Record extracts
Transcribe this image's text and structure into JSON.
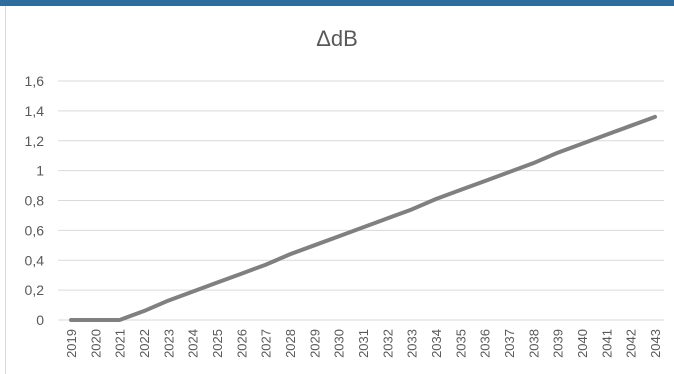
{
  "chart_data": {
    "type": "line",
    "title": "ΔdB",
    "xlabel": "",
    "ylabel": "",
    "ylim": [
      0,
      1.6
    ],
    "y_ticks": [
      "0",
      "0,2",
      "0,4",
      "0,6",
      "0,8",
      "1",
      "1,2",
      "1,4",
      "1,6"
    ],
    "y_tick_values": [
      0,
      0.2,
      0.4,
      0.6,
      0.8,
      1.0,
      1.2,
      1.4,
      1.6
    ],
    "x": [
      "2019",
      "2020",
      "2021",
      "2022",
      "2023",
      "2024",
      "2025",
      "2026",
      "2027",
      "2028",
      "2029",
      "2030",
      "2031",
      "2032",
      "2033",
      "2034",
      "2035",
      "2036",
      "2037",
      "2038",
      "2039",
      "2040",
      "2041",
      "2042",
      "2043"
    ],
    "series": [
      {
        "values": [
          0,
          0,
          0,
          0.06,
          0.13,
          0.19,
          0.25,
          0.31,
          0.37,
          0.44,
          0.5,
          0.56,
          0.62,
          0.68,
          0.74,
          0.81,
          0.87,
          0.93,
          0.99,
          1.05,
          1.12,
          1.18,
          1.24,
          1.3,
          1.36
        ]
      }
    ],
    "grid": true,
    "legend": "none",
    "line_color": "#808080",
    "grid_color": "#d9d9d9"
  }
}
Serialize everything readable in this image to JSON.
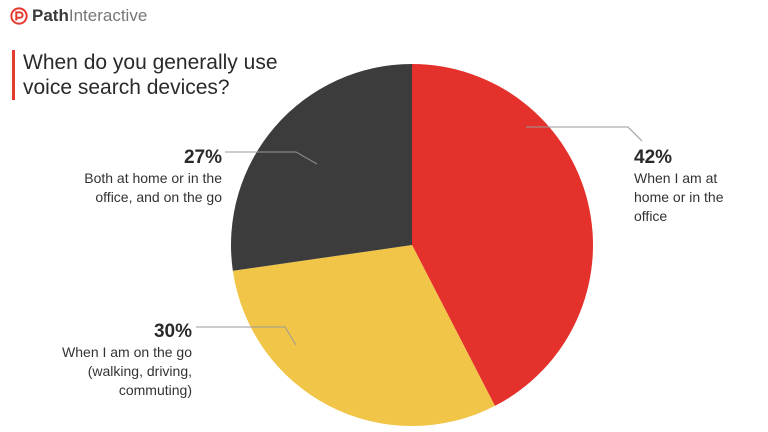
{
  "brand": {
    "name_bold": "Path",
    "name_light": "Interactive",
    "accent": "#e53a2e"
  },
  "chart_data": {
    "type": "pie",
    "title": "When do you generally use voice search devices?",
    "slices": [
      {
        "label": "When I am at home or in the office",
        "pct_label": "42%",
        "value": 42,
        "color": "#e4312b"
      },
      {
        "label": "When I am on the go (walking, driving, commuting)",
        "pct_label": "30%",
        "value": 30,
        "color": "#f1c548"
      },
      {
        "label": "Both at home or in the office, and on the go",
        "pct_label": "27%",
        "value": 27,
        "color": "#3c3c3c"
      }
    ]
  }
}
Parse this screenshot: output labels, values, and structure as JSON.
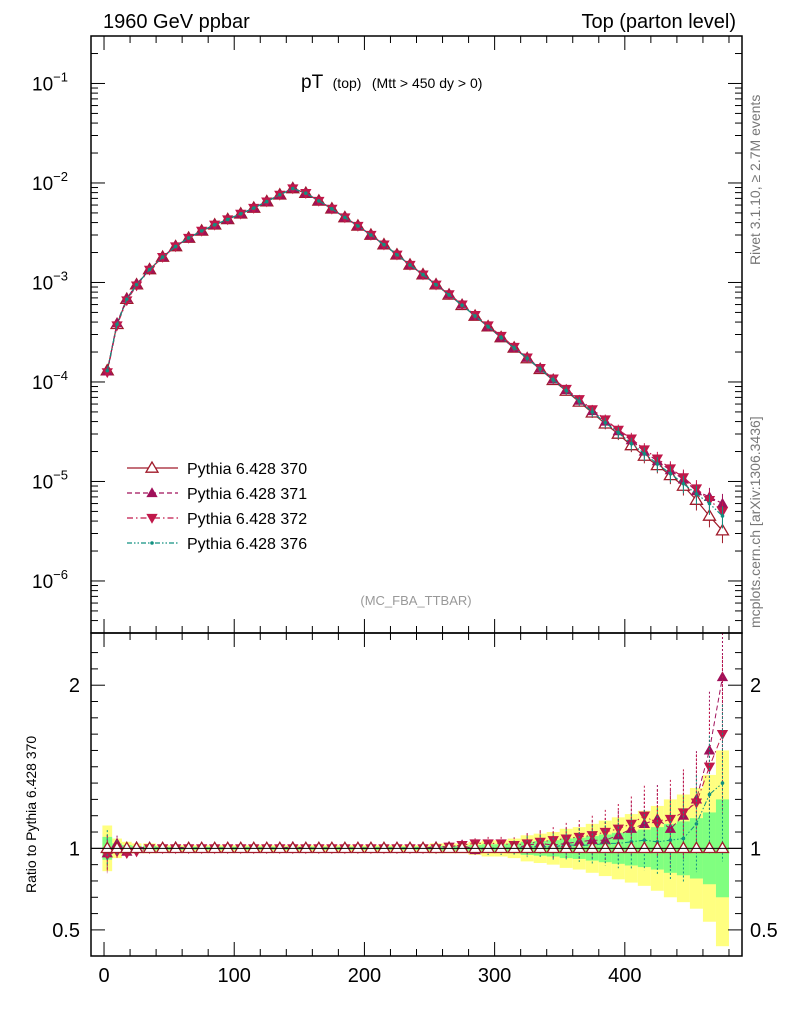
{
  "header": {
    "left": "1960 GeV ppbar",
    "right": "Top (parton level)"
  },
  "plot_title": {
    "main": "pT",
    "sub1": "(top)",
    "sub2": "(Mtt > 450 dy > 0)"
  },
  "side_labels": {
    "rivet": "Rivet 3.1.10, ≥ 2.7M events",
    "mcplots": "mcplots.cern.ch [arXiv:1306.3436]"
  },
  "analysis_tag": "(MC_FBA_TTBAR)",
  "ratio_ylabel": "Ratio to Pythia 6.428 370",
  "colors": {
    "s370": "#a01a2a",
    "s371": "#a0105a",
    "s372": "#c0184a",
    "s376": "#109080",
    "band_yellow": "#ffff80",
    "band_green": "#80ff80"
  },
  "chart_data": [
    {
      "type": "line",
      "panel": "main",
      "yscale": "log",
      "xlim": [
        -10,
        490
      ],
      "ylim": [
        3e-07,
        0.3
      ],
      "y_ticks": [
        {
          "value": 1e-06,
          "base": "10",
          "exp": "−6"
        },
        {
          "value": 1e-05,
          "base": "10",
          "exp": "−5"
        },
        {
          "value": 0.0001,
          "base": "10",
          "exp": "−4"
        },
        {
          "value": 0.001,
          "base": "10",
          "exp": "−3"
        },
        {
          "value": 0.01,
          "base": "10",
          "exp": "−2"
        },
        {
          "value": 0.1,
          "base": "10",
          "exp": "−1"
        }
      ],
      "legend_position": "bottom-left",
      "x": [
        2.5,
        10,
        17.5,
        25,
        35,
        45,
        55,
        65,
        75,
        85,
        95,
        105,
        115,
        125,
        135,
        145,
        155,
        165,
        175,
        185,
        195,
        205,
        215,
        225,
        235,
        245,
        255,
        265,
        275,
        285,
        295,
        305,
        315,
        325,
        335,
        345,
        355,
        365,
        375,
        385,
        395,
        405,
        415,
        425,
        435,
        445,
        455,
        465,
        475
      ],
      "series": [
        {
          "name": "Pythia 6.428 370",
          "marker": "open-triangle-up",
          "dash": "solid",
          "values": [
            0.00013,
            0.00038,
            0.00068,
            0.00095,
            0.00135,
            0.0018,
            0.0023,
            0.0028,
            0.0033,
            0.0038,
            0.0043,
            0.0049,
            0.0056,
            0.0065,
            0.0076,
            0.0088,
            0.0079,
            0.0066,
            0.0055,
            0.0045,
            0.0037,
            0.003,
            0.0024,
            0.0019,
            0.0015,
            0.0012,
            0.00095,
            0.00075,
            0.00059,
            0.00046,
            0.00036,
            0.00028,
            0.00022,
            0.000172,
            0.000134,
            0.000104,
            8.1e-05,
            6.3e-05,
            4.9e-05,
            3.8e-05,
            3e-05,
            2.3e-05,
            1.8e-05,
            1.45e-05,
            1.15e-05,
            9e-06,
            6.5e-06,
            4.5e-06,
            3.2e-06
          ]
        },
        {
          "name": "Pythia 6.428 371",
          "marker": "filled-triangle-up",
          "dash": "dashed",
          "values": [
            0.000128,
            0.00039,
            0.00069,
            0.00096,
            0.00136,
            0.0018,
            0.00232,
            0.0028,
            0.0033,
            0.0038,
            0.0043,
            0.0049,
            0.0056,
            0.0065,
            0.0076,
            0.0089,
            0.0079,
            0.0066,
            0.0055,
            0.0045,
            0.0037,
            0.003,
            0.0024,
            0.0019,
            0.0015,
            0.0012,
            0.00096,
            0.00076,
            0.0006,
            0.00046,
            0.00036,
            0.00028,
            0.00022,
            0.000175,
            0.000136,
            0.000106,
            8.3e-05,
            6.5e-05,
            5.1e-05,
            4e-05,
            3.2e-05,
            2.6e-05,
            2e-05,
            1.6e-05,
            1.3e-05,
            1.05e-05,
            8e-06,
            7e-06,
            6e-06
          ]
        },
        {
          "name": "Pythia 6.428 372",
          "marker": "filled-triangle-down",
          "dash": "dashdot",
          "values": [
            0.000125,
            0.00037,
            0.00066,
            0.00093,
            0.00134,
            0.0018,
            0.0023,
            0.0028,
            0.0033,
            0.0038,
            0.0043,
            0.0049,
            0.0056,
            0.0065,
            0.0076,
            0.0088,
            0.0079,
            0.0066,
            0.0055,
            0.0045,
            0.0037,
            0.003,
            0.0024,
            0.0019,
            0.0015,
            0.0012,
            0.00095,
            0.00076,
            0.0006,
            0.00047,
            0.00037,
            0.00029,
            0.000225,
            0.000176,
            0.000138,
            0.000108,
            8.5e-05,
            6.7e-05,
            5.3e-05,
            4.2e-05,
            3.3e-05,
            2.7e-05,
            2.1e-05,
            1.7e-05,
            1.35e-05,
            1.1e-05,
            8.5e-06,
            6.5e-06,
            5e-06
          ]
        },
        {
          "name": "Pythia 6.428 376",
          "marker": "small-dot",
          "dash": "dashdotdot",
          "values": [
            0.00013,
            0.00038,
            0.00068,
            0.00095,
            0.00135,
            0.0018,
            0.0023,
            0.0028,
            0.0033,
            0.0038,
            0.0043,
            0.0049,
            0.0056,
            0.0065,
            0.0076,
            0.0088,
            0.0079,
            0.0066,
            0.0055,
            0.0045,
            0.0037,
            0.003,
            0.0024,
            0.0019,
            0.0015,
            0.0012,
            0.00095,
            0.00075,
            0.00059,
            0.00046,
            0.00036,
            0.00028,
            0.00022,
            0.000173,
            0.000135,
            0.000105,
            8.2e-05,
            6.4e-05,
            5e-05,
            3.9e-05,
            3.1e-05,
            2.4e-05,
            1.9e-05,
            1.5e-05,
            1.2e-05,
            9.5e-06,
            7.5e-06,
            6e-06,
            4.5e-06
          ]
        }
      ]
    },
    {
      "type": "line",
      "panel": "ratio",
      "ylabel": "Ratio to Pythia 6.428 370",
      "xlim": [
        -10,
        490
      ],
      "ylim": [
        0.34,
        2.32
      ],
      "x_ticks": [
        0,
        100,
        200,
        300,
        400
      ],
      "y_ticks": [
        0.5,
        1,
        2
      ],
      "x": [
        2.5,
        10,
        17.5,
        25,
        35,
        45,
        55,
        65,
        75,
        85,
        95,
        105,
        115,
        125,
        135,
        145,
        155,
        165,
        175,
        185,
        195,
        205,
        215,
        225,
        235,
        245,
        255,
        265,
        275,
        285,
        295,
        305,
        315,
        325,
        335,
        345,
        355,
        365,
        375,
        385,
        395,
        405,
        415,
        425,
        435,
        445,
        455,
        465,
        475
      ],
      "band_yellow": [
        0.14,
        0.06,
        0.04,
        0.03,
        0.03,
        0.02,
        0.02,
        0.02,
        0.02,
        0.02,
        0.02,
        0.02,
        0.02,
        0.02,
        0.02,
        0.02,
        0.02,
        0.02,
        0.02,
        0.02,
        0.02,
        0.02,
        0.02,
        0.02,
        0.02,
        0.02,
        0.03,
        0.03,
        0.03,
        0.04,
        0.05,
        0.05,
        0.06,
        0.08,
        0.09,
        0.1,
        0.12,
        0.13,
        0.15,
        0.17,
        0.19,
        0.21,
        0.23,
        0.26,
        0.3,
        0.33,
        0.37,
        0.45,
        0.6
      ],
      "band_green": [
        0.07,
        0.03,
        0.02,
        0.015,
        0.015,
        0.01,
        0.01,
        0.01,
        0.01,
        0.01,
        0.01,
        0.01,
        0.01,
        0.01,
        0.01,
        0.01,
        0.01,
        0.01,
        0.01,
        0.01,
        0.01,
        0.01,
        0.01,
        0.01,
        0.01,
        0.01,
        0.015,
        0.015,
        0.015,
        0.02,
        0.025,
        0.025,
        0.03,
        0.04,
        0.045,
        0.05,
        0.06,
        0.065,
        0.075,
        0.085,
        0.095,
        0.105,
        0.115,
        0.13,
        0.15,
        0.165,
        0.185,
        0.22,
        0.3
      ],
      "series": [
        {
          "name": "Pythia 6.428 371",
          "values": [
            0.97,
            1.03,
            0.98,
            1.01,
            1.0,
            1.0,
            1.01,
            1.0,
            1.0,
            1.0,
            1.0,
            1.0,
            1.0,
            1.0,
            1.0,
            1.01,
            1.0,
            1.0,
            1.0,
            1.0,
            1.0,
            1.0,
            1.0,
            1.0,
            1.0,
            1.0,
            1.01,
            1.01,
            1.02,
            0.99,
            1.0,
            1.0,
            1.0,
            1.02,
            1.03,
            1.02,
            1.03,
            1.04,
            1.05,
            1.05,
            1.08,
            1.12,
            1.15,
            1.18,
            1.12,
            1.2,
            1.3,
            1.6,
            2.05
          ]
        },
        {
          "name": "Pythia 6.428 372",
          "values": [
            0.96,
            0.98,
            0.97,
            0.98,
            1.0,
            1.0,
            1.0,
            1.0,
            1.0,
            1.0,
            1.0,
            1.0,
            1.0,
            1.0,
            1.0,
            1.0,
            1.0,
            1.0,
            1.0,
            1.0,
            1.0,
            1.0,
            1.0,
            1.0,
            1.0,
            1.0,
            1.0,
            1.01,
            1.02,
            1.03,
            1.03,
            1.03,
            1.02,
            1.03,
            1.04,
            1.05,
            1.06,
            1.07,
            1.08,
            1.1,
            1.12,
            1.15,
            1.2,
            1.15,
            1.18,
            1.22,
            1.28,
            1.5,
            1.7
          ]
        },
        {
          "name": "Pythia 6.428 376",
          "values": [
            1.0,
            1.0,
            1.0,
            1.0,
            1.0,
            1.0,
            1.0,
            1.0,
            1.0,
            1.0,
            1.0,
            1.0,
            1.0,
            1.0,
            1.0,
            1.0,
            1.0,
            1.0,
            1.0,
            1.0,
            1.0,
            1.0,
            1.0,
            1.0,
            1.0,
            1.0,
            1.0,
            1.0,
            1.0,
            1.0,
            1.0,
            1.0,
            1.0,
            1.01,
            1.01,
            1.01,
            1.02,
            1.02,
            1.02,
            1.03,
            1.03,
            1.04,
            1.05,
            1.04,
            1.05,
            1.06,
            1.15,
            1.33,
            1.4
          ]
        }
      ]
    }
  ]
}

Direction
Say, as a bare number, how many lines in the entries above include the string "marker".

Correct result
4